▶ **Exercise instructions**
Report back each line of the records that contains the string "this".

━━ Entries supplied

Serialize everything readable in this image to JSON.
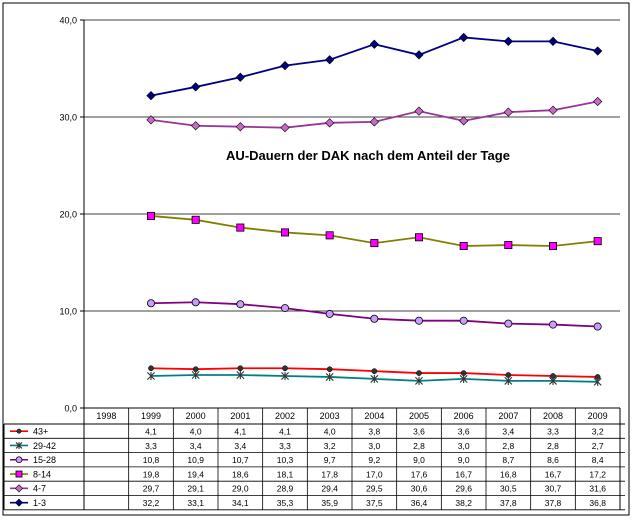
{
  "chart_data": {
    "type": "line",
    "title": "AU-Dauern der DAK nach dem Anteil der Tage",
    "categories": [
      "1998",
      "1999",
      "2000",
      "2001",
      "2002",
      "2003",
      "2004",
      "2005",
      "2006",
      "2007",
      "2008",
      "2009"
    ],
    "ylim": [
      0,
      40
    ],
    "yticks": [
      "0,0",
      "10,0",
      "20,0",
      "30,0",
      "40,0"
    ],
    "ytick_values": [
      0,
      10,
      20,
      30,
      40
    ],
    "grid": "horizontal",
    "legend_placement": "data-table-below",
    "series": [
      {
        "name": "43+",
        "color": "#ff0000",
        "line_color": "#ff0000",
        "marker": "dot",
        "marker_color": "#333333",
        "values": [
          null,
          4.1,
          4.0,
          4.1,
          4.1,
          4.0,
          3.8,
          3.6,
          3.6,
          3.4,
          3.3,
          3.2
        ],
        "labels": [
          "",
          "4,1",
          "4,0",
          "4,1",
          "4,1",
          "4,0",
          "3,8",
          "3,6",
          "3,6",
          "3,4",
          "3,3",
          "3,2"
        ]
      },
      {
        "name": "29-42",
        "color": "#008080",
        "line_color": "#008080",
        "marker": "asterisk",
        "marker_color": "#333333",
        "values": [
          null,
          3.3,
          3.4,
          3.4,
          3.3,
          3.2,
          3.0,
          2.8,
          3.0,
          2.8,
          2.8,
          2.7
        ],
        "labels": [
          "",
          "3,3",
          "3,4",
          "3,4",
          "3,3",
          "3,2",
          "3,0",
          "2,8",
          "3,0",
          "2,8",
          "2,8",
          "2,7"
        ]
      },
      {
        "name": "15-28",
        "color": "#800080",
        "line_color": "#800080",
        "marker": "circle",
        "marker_color": "#cc99ff",
        "values": [
          null,
          10.8,
          10.9,
          10.7,
          10.3,
          9.7,
          9.2,
          9.0,
          9.0,
          8.7,
          8.6,
          8.4
        ],
        "labels": [
          "",
          "10,8",
          "10,9",
          "10,7",
          "10,3",
          "9,7",
          "9,2",
          "9,0",
          "9,0",
          "8,7",
          "8,6",
          "8,4"
        ]
      },
      {
        "name": "8-14",
        "color": "#808000",
        "line_color": "#808000",
        "marker": "square",
        "marker_color": "#ff00ff",
        "values": [
          null,
          19.8,
          19.4,
          18.6,
          18.1,
          17.8,
          17.0,
          17.6,
          16.7,
          16.8,
          16.7,
          17.2
        ],
        "labels": [
          "",
          "19,8",
          "19,4",
          "18,6",
          "18,1",
          "17,8",
          "17,0",
          "17,6",
          "16,7",
          "16,8",
          "16,7",
          "17,2"
        ]
      },
      {
        "name": "4-7",
        "color": "#993399",
        "line_color": "#993399",
        "marker": "diamond",
        "marker_color": "#cc66cc",
        "values": [
          null,
          29.7,
          29.1,
          29.0,
          28.9,
          29.4,
          29.5,
          30.6,
          29.6,
          30.5,
          30.7,
          31.6
        ],
        "labels": [
          "",
          "29,7",
          "29,1",
          "29,0",
          "28,9",
          "29,4",
          "29,5",
          "30,6",
          "29,6",
          "30,5",
          "30,7",
          "31,6"
        ]
      },
      {
        "name": "1-3",
        "color": "#000080",
        "line_color": "#000080",
        "marker": "diamond",
        "marker_color": "#000080",
        "values": [
          null,
          32.2,
          33.1,
          34.1,
          35.3,
          35.9,
          37.5,
          36.4,
          38.2,
          37.8,
          37.8,
          36.8
        ],
        "labels": [
          "",
          "32,2",
          "33,1",
          "34,1",
          "35,3",
          "35,9",
          "37,5",
          "36,4",
          "38,2",
          "37,8",
          "37,8",
          "36,8"
        ]
      }
    ]
  }
}
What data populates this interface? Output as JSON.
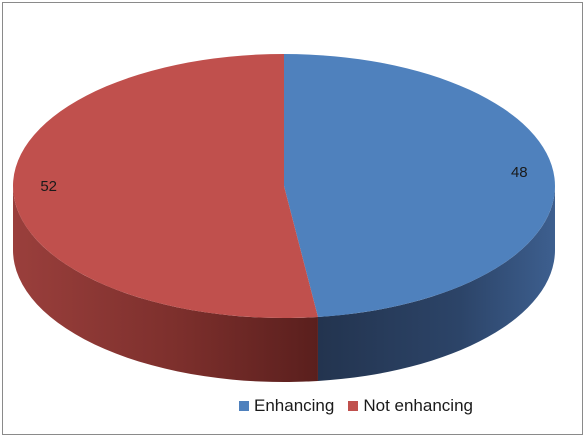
{
  "chart_data": {
    "type": "pie",
    "style": "3d",
    "categories": [
      "Enhancing",
      "Not enhancing"
    ],
    "values": [
      48,
      52
    ],
    "data_labels": [
      "48",
      "52"
    ],
    "colors": [
      "#4f81bd",
      "#c0504d"
    ],
    "legend": {
      "placement": "bottom-right",
      "entries": [
        "Enhancing",
        "Not enhancing"
      ]
    }
  }
}
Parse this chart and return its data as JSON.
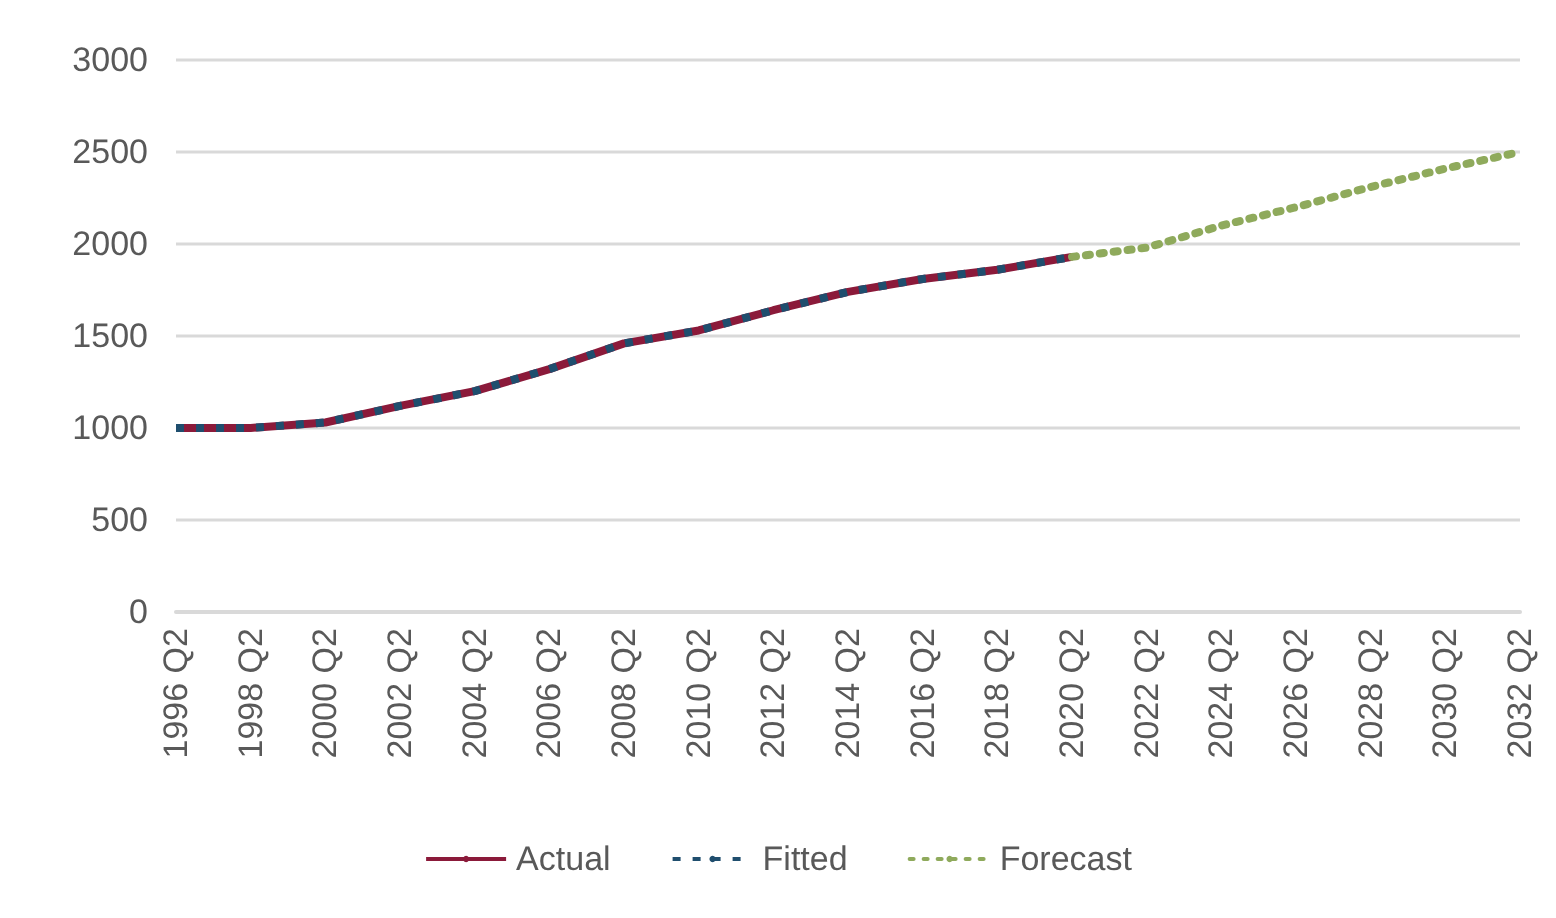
{
  "chart_data": {
    "type": "line",
    "categories": [
      "1996 Q2",
      "1998 Q2",
      "2000 Q2",
      "2002 Q2",
      "2004 Q2",
      "2006 Q2",
      "2008 Q2",
      "2010 Q2",
      "2012 Q2",
      "2014 Q2",
      "2016 Q2",
      "2018 Q2",
      "2020 Q2",
      "2022 Q2",
      "2024 Q2",
      "2026 Q2",
      "2028 Q2",
      "2030 Q2",
      "2032 Q2"
    ],
    "series": [
      {
        "name": "Actual",
        "color": "#8b1a3a",
        "line_style": "solid",
        "values": [
          1000,
          1000,
          1030,
          1120,
          1200,
          1320,
          1460,
          1530,
          1640,
          1740,
          1810,
          1860,
          1930,
          null,
          null,
          null,
          null,
          null,
          null
        ]
      },
      {
        "name": "Fitted",
        "color": "#1f4e6e",
        "line_style": "dashed",
        "values": [
          1000,
          1000,
          1030,
          1120,
          1200,
          1320,
          1460,
          1530,
          1640,
          1740,
          1810,
          1860,
          1930,
          null,
          null,
          null,
          null,
          null,
          null
        ]
      },
      {
        "name": "Forecast",
        "color": "#8faa5c",
        "line_style": "dotted",
        "values": [
          null,
          null,
          null,
          null,
          null,
          null,
          null,
          null,
          null,
          null,
          null,
          null,
          1930,
          1980,
          2100,
          2200,
          2310,
          2410,
          2500
        ]
      }
    ],
    "ylim": [
      0,
      3000
    ],
    "yticks": [
      0,
      500,
      1000,
      1500,
      2000,
      2500,
      3000
    ],
    "grid": "y",
    "legend": "bottom",
    "marker": "none"
  }
}
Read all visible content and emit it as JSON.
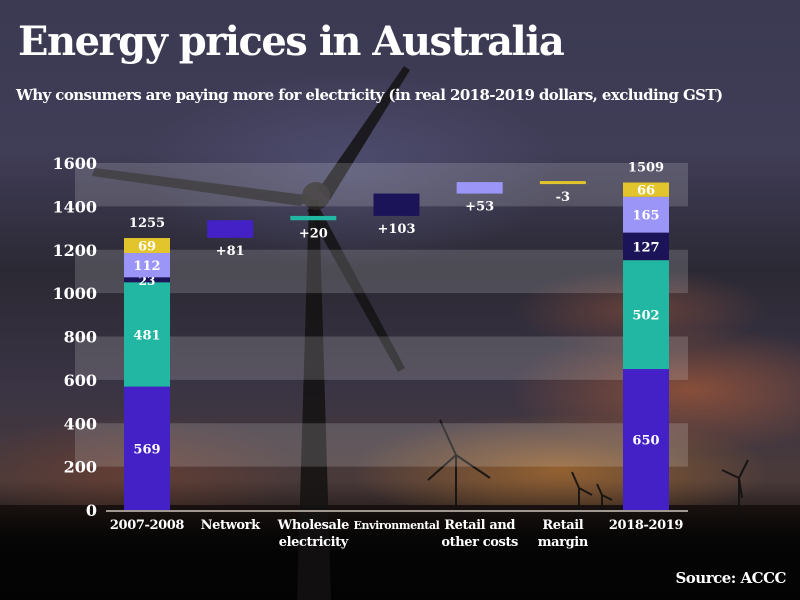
{
  "title": "Energy prices in Australia",
  "subtitle": "Why consumers are paying more for electricity (in real 2018-2019 dollars, excluding GST)",
  "source": "Source: ACCC",
  "colors": {
    "network": "#4421c6",
    "wholesale": "#22b7a2",
    "environmental": "#1c1459",
    "retail_other": "#9b95f7",
    "retail_margin": "#e2c42c"
  },
  "chart_data": {
    "type": "bar",
    "subtype": "waterfall",
    "title": "Energy prices in Australia",
    "subtitle": "Why consumers are paying more for electricity (in real 2018-2019 dollars, excluding GST)",
    "xlabel": "",
    "ylabel": "",
    "ylim": [
      0,
      1600
    ],
    "yticks": [
      0,
      200,
      400,
      600,
      800,
      1000,
      1200,
      1400,
      1600
    ],
    "grid": "alternating horizontal bands",
    "legend": "none",
    "components": [
      "Network",
      "Wholesale electricity",
      "Environmental",
      "Retail and other costs",
      "Retail margin"
    ],
    "categories": [
      {
        "label": "2007-2008",
        "lines": [
          "2007-2008"
        ],
        "kind": "total",
        "total": 1255,
        "segments": [
          {
            "component": "network",
            "value": 569,
            "label": "569"
          },
          {
            "component": "wholesale",
            "value": 481,
            "label": "481"
          },
          {
            "component": "environmental",
            "value": 23,
            "label": "23"
          },
          {
            "component": "retail_other",
            "value": 112,
            "label": "112"
          },
          {
            "component": "retail_margin",
            "value": 69,
            "label": "69"
          }
        ]
      },
      {
        "label": "Network",
        "lines": [
          "Network"
        ],
        "kind": "change",
        "component": "network",
        "change": 81,
        "change_label": "+81"
      },
      {
        "label": "Wholesale electricity",
        "lines": [
          "Wholesale",
          "electricity"
        ],
        "kind": "change",
        "component": "wholesale",
        "change": 20,
        "change_label": "+20"
      },
      {
        "label": "Environmental",
        "lines": [
          "Environmental"
        ],
        "kind": "change",
        "component": "environmental",
        "change": 103,
        "change_label": "+103"
      },
      {
        "label": "Retail and other costs",
        "lines": [
          "Retail and",
          "other costs"
        ],
        "kind": "change",
        "component": "retail_other",
        "change": 53,
        "change_label": "+53"
      },
      {
        "label": "Retail margin",
        "lines": [
          "Retail",
          "margin"
        ],
        "kind": "change",
        "component": "retail_margin",
        "change": -3,
        "change_label": "-3"
      },
      {
        "label": "2018-2019",
        "lines": [
          "2018-2019"
        ],
        "kind": "total",
        "total": 1509,
        "segments": [
          {
            "component": "network",
            "value": 650,
            "label": "650"
          },
          {
            "component": "wholesale",
            "value": 502,
            "label": "502"
          },
          {
            "component": "environmental",
            "value": 127,
            "label": "127"
          },
          {
            "component": "retail_other",
            "value": 165,
            "label": "165"
          },
          {
            "component": "retail_margin",
            "value": 66,
            "label": "66"
          }
        ]
      }
    ]
  }
}
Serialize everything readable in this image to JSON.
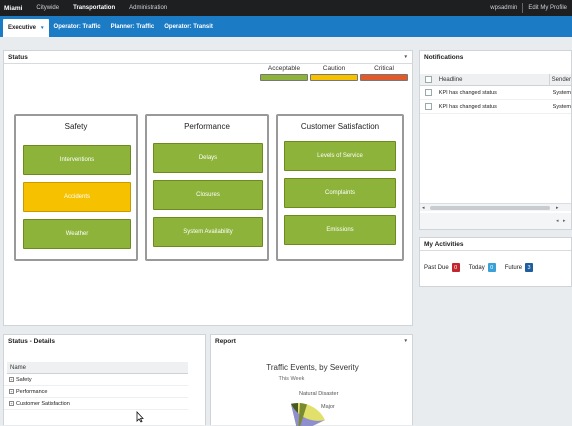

━━━━

▶ **Solution to the problem**
Serialize everything readable in this image to JSON.
What data populates this interface? Output as JSON.
Parse this chart and return its data as JSON.
Serialize everything readable in this image to JSON.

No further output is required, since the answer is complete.